All records are to be retyped faithfully and completely.

** start of EXTRACTED DATA **

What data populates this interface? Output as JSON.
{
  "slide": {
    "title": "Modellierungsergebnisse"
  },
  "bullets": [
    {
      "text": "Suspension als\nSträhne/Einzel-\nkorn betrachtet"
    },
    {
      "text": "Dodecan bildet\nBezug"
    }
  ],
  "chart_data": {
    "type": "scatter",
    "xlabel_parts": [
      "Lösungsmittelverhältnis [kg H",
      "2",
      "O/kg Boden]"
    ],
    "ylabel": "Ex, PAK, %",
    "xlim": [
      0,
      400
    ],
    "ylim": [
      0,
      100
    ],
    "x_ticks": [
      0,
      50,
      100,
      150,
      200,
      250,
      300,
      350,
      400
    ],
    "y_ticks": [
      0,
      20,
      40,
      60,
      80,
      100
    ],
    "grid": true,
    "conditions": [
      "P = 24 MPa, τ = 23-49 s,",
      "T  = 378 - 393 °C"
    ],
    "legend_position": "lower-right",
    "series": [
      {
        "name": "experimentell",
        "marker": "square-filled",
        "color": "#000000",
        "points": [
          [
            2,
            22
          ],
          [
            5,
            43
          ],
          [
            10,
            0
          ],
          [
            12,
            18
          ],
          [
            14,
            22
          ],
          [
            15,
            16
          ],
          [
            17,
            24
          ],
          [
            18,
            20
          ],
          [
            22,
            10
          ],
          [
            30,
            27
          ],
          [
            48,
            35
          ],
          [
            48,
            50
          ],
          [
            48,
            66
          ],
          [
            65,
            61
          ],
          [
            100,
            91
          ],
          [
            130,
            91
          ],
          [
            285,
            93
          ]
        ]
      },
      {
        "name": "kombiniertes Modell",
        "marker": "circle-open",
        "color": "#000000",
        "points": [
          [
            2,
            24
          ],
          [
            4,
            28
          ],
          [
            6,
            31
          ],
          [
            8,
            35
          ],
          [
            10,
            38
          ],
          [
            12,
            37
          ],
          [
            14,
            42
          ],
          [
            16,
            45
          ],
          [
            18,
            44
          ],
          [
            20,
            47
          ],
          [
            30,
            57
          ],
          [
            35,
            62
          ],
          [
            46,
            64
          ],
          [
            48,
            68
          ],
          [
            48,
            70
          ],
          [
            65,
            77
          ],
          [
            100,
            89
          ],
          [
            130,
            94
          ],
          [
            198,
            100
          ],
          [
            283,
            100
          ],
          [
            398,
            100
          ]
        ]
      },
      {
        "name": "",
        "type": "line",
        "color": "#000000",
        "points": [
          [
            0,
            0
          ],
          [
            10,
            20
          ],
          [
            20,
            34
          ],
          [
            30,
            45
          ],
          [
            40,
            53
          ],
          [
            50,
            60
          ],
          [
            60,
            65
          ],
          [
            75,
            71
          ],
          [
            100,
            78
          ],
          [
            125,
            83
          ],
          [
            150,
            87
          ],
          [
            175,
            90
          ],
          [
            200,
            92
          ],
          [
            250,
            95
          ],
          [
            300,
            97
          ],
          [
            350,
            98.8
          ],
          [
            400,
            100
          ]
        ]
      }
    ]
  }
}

** end of EXTRACTED DATA **

▶ **RESULT FOR THIS TASK**
What data populates this interface? Output as JSON.
{
  "slide": {
    "title": "Modellierungsergebnisse"
  },
  "bullets": [
    {
      "text": "Suspension als\nSträhne/Einzel-\nkorn betrachtet"
    },
    {
      "text": "Dodecan bildet\nBezug"
    }
  ],
  "chart_data": {
    "type": "scatter",
    "xlabel_parts": [
      "Lösungsmittelverhältnis [kg H",
      "2",
      "O/kg Boden]"
    ],
    "ylabel": "Ex, PAK, %",
    "xlim": [
      0,
      400
    ],
    "ylim": [
      0,
      100
    ],
    "x_ticks": [
      0,
      50,
      100,
      150,
      200,
      250,
      300,
      350,
      400
    ],
    "y_ticks": [
      0,
      20,
      40,
      60,
      80,
      100
    ],
    "grid": true,
    "conditions": [
      "P = 24 MPa, τ = 23-49 s,",
      "T  = 378 - 393 °C"
    ],
    "legend_position": "lower-right",
    "series": [
      {
        "name": "experimentell",
        "marker": "square-filled",
        "color": "#000000",
        "points": [
          [
            2,
            22
          ],
          [
            5,
            43
          ],
          [
            10,
            0
          ],
          [
            12,
            18
          ],
          [
            14,
            22
          ],
          [
            15,
            16
          ],
          [
            17,
            24
          ],
          [
            18,
            20
          ],
          [
            22,
            10
          ],
          [
            30,
            27
          ],
          [
            48,
            35
          ],
          [
            48,
            50
          ],
          [
            48,
            66
          ],
          [
            65,
            61
          ],
          [
            100,
            91
          ],
          [
            130,
            91
          ],
          [
            285,
            93
          ]
        ]
      },
      {
        "name": "kombiniertes Modell",
        "marker": "circle-open",
        "color": "#000000",
        "points": [
          [
            2,
            24
          ],
          [
            4,
            28
          ],
          [
            6,
            31
          ],
          [
            8,
            35
          ],
          [
            10,
            38
          ],
          [
            12,
            37
          ],
          [
            14,
            42
          ],
          [
            16,
            45
          ],
          [
            18,
            44
          ],
          [
            20,
            47
          ],
          [
            30,
            57
          ],
          [
            35,
            62
          ],
          [
            46,
            64
          ],
          [
            48,
            68
          ],
          [
            48,
            70
          ],
          [
            65,
            77
          ],
          [
            100,
            89
          ],
          [
            130,
            94
          ],
          [
            198,
            100
          ],
          [
            283,
            100
          ],
          [
            398,
            100
          ]
        ]
      },
      {
        "name": "",
        "type": "line",
        "color": "#000000",
        "points": [
          [
            0,
            0
          ],
          [
            10,
            20
          ],
          [
            20,
            34
          ],
          [
            30,
            45
          ],
          [
            40,
            53
          ],
          [
            50,
            60
          ],
          [
            60,
            65
          ],
          [
            75,
            71
          ],
          [
            100,
            78
          ],
          [
            125,
            83
          ],
          [
            150,
            87
          ],
          [
            175,
            90
          ],
          [
            200,
            92
          ],
          [
            250,
            95
          ],
          [
            300,
            97
          ],
          [
            350,
            98.8
          ],
          [
            400,
            100
          ]
        ]
      }
    ]
  }
}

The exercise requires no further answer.